(Dataset rows about figures)
══════════

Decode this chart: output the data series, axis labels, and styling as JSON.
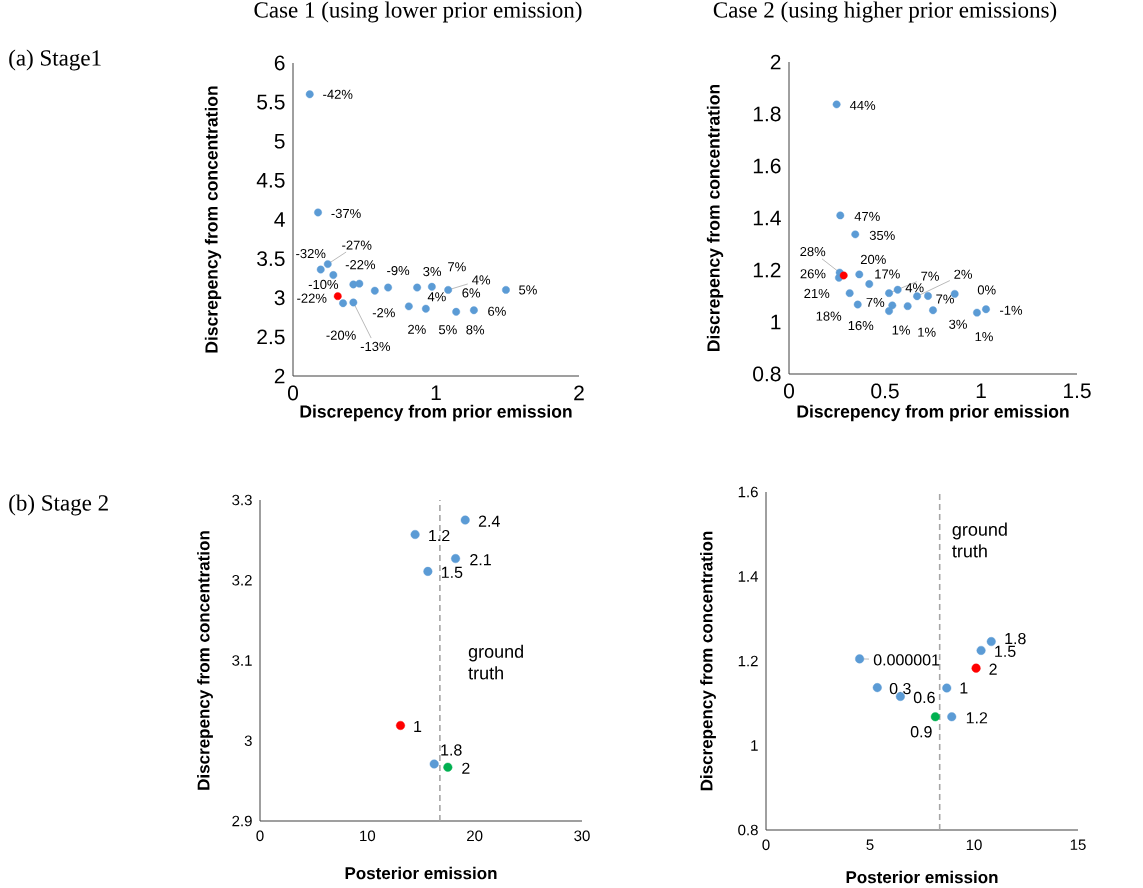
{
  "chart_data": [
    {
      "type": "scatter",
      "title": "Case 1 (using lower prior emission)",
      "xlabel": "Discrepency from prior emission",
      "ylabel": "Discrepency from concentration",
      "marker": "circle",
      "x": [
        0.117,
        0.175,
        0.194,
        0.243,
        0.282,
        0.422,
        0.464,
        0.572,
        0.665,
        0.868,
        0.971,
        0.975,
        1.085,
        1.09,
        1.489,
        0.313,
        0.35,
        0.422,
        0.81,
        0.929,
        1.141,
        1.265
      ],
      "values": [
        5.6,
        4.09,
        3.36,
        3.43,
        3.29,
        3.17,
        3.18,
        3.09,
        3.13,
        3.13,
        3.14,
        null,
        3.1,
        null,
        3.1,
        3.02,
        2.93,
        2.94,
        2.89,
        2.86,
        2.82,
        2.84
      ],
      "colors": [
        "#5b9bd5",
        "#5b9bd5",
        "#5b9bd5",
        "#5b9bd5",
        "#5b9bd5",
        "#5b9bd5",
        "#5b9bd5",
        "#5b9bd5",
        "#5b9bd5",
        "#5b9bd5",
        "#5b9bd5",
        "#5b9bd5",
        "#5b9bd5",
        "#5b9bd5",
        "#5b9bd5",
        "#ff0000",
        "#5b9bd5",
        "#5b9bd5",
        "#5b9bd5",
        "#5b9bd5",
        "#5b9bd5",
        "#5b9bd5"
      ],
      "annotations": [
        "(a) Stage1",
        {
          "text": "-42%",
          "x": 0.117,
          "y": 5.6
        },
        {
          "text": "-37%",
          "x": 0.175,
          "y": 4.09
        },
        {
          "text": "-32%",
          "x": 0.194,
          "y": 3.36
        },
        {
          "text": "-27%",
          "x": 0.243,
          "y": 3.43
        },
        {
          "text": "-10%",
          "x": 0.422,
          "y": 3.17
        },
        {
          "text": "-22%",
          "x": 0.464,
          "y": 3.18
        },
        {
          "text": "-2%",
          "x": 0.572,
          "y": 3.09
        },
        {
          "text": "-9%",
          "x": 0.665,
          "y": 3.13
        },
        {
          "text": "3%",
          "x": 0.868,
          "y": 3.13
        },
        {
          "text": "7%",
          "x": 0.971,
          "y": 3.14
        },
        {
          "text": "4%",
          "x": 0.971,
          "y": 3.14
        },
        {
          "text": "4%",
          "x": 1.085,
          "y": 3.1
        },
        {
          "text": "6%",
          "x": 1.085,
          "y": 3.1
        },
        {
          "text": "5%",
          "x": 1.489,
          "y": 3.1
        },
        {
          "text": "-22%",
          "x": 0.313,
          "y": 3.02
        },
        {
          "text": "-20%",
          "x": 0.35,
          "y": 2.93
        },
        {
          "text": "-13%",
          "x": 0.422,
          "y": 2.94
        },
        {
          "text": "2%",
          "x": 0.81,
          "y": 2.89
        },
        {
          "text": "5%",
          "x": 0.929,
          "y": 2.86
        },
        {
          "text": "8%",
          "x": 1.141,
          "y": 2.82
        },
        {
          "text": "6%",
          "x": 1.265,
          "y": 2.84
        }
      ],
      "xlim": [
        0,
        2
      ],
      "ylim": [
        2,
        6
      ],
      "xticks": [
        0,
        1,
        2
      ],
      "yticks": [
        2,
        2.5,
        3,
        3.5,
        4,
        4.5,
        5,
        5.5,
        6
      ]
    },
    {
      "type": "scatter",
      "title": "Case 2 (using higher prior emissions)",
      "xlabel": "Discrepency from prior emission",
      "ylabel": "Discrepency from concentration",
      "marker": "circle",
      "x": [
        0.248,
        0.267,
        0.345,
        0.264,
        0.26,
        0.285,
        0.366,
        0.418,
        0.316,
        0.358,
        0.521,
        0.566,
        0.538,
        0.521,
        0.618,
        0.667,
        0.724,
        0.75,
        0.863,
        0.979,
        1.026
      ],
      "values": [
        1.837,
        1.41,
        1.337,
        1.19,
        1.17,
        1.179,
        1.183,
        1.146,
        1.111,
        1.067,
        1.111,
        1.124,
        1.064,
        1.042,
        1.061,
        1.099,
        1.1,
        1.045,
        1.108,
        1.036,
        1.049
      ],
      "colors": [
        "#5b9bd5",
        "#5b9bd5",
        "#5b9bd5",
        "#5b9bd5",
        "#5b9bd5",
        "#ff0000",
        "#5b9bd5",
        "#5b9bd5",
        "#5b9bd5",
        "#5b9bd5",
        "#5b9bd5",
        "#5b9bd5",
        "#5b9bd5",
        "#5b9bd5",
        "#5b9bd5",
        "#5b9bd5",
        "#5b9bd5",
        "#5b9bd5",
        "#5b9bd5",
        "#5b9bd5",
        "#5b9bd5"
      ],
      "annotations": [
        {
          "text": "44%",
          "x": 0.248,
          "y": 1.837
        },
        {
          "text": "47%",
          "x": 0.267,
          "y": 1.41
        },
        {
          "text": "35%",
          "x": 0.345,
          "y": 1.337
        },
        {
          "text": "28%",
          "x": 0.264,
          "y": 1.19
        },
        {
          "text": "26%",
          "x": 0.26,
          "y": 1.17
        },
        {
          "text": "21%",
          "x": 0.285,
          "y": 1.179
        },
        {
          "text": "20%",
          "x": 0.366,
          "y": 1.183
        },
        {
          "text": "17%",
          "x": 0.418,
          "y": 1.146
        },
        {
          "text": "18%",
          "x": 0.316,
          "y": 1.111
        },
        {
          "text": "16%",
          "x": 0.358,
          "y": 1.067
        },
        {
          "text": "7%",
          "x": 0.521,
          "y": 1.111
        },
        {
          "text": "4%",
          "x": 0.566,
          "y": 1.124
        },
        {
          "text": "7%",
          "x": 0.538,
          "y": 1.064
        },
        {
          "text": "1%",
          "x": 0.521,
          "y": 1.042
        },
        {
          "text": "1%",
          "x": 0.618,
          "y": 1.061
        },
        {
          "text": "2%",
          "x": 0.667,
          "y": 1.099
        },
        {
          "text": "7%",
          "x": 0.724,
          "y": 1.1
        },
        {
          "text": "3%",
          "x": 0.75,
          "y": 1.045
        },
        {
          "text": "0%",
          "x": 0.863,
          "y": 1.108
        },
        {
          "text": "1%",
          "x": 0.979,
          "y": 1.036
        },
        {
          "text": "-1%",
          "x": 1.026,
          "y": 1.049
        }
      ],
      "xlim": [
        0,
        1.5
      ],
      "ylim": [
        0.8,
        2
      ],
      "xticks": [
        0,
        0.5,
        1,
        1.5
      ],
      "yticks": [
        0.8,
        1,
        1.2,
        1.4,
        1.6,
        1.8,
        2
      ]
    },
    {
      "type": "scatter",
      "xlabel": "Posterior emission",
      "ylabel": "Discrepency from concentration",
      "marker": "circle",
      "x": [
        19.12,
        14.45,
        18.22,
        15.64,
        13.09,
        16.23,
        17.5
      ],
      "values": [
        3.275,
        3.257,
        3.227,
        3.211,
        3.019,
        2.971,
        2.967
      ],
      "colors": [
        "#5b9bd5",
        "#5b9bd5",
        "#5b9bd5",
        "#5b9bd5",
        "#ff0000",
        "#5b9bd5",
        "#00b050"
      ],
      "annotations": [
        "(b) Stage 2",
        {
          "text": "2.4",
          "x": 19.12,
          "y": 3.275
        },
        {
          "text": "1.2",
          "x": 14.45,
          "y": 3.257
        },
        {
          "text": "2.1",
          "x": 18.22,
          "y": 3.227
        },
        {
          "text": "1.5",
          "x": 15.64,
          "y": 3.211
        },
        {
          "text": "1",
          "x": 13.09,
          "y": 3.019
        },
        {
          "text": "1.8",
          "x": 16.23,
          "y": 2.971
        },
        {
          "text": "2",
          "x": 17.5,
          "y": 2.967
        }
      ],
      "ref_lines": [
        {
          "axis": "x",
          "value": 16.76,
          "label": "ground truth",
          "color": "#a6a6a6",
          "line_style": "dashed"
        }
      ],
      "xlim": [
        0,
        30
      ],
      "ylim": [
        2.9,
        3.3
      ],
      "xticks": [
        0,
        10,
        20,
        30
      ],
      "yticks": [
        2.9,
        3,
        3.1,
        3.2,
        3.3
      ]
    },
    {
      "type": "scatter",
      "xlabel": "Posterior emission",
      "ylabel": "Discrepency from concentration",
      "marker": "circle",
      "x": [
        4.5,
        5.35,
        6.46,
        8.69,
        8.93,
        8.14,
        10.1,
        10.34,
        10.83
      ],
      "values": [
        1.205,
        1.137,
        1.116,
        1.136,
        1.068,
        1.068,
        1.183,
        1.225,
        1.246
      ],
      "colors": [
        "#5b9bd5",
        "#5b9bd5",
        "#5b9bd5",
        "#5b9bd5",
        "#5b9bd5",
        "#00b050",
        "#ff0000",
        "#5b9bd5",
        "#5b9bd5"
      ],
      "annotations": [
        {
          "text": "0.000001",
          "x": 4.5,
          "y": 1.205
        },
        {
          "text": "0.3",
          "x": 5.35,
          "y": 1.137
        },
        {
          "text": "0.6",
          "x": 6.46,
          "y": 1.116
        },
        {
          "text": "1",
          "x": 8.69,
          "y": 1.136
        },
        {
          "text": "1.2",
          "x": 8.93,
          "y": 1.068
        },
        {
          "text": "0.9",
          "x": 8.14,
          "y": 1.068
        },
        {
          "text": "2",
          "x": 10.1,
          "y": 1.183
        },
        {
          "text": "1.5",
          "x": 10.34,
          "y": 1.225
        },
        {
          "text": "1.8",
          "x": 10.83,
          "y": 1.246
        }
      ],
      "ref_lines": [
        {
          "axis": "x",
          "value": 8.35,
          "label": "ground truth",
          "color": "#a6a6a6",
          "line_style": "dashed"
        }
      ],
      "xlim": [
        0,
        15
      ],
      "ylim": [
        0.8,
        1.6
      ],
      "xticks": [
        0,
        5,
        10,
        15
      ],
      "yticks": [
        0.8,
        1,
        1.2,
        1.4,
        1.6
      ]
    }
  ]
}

══════════

> [Direction]:
For this exercise, gather every line of the data that contains the word "title".

> [The response]:
      "title": "Case 1 (using lower prior emission)",
      "title": "Case 2 (using higher prior emissions)",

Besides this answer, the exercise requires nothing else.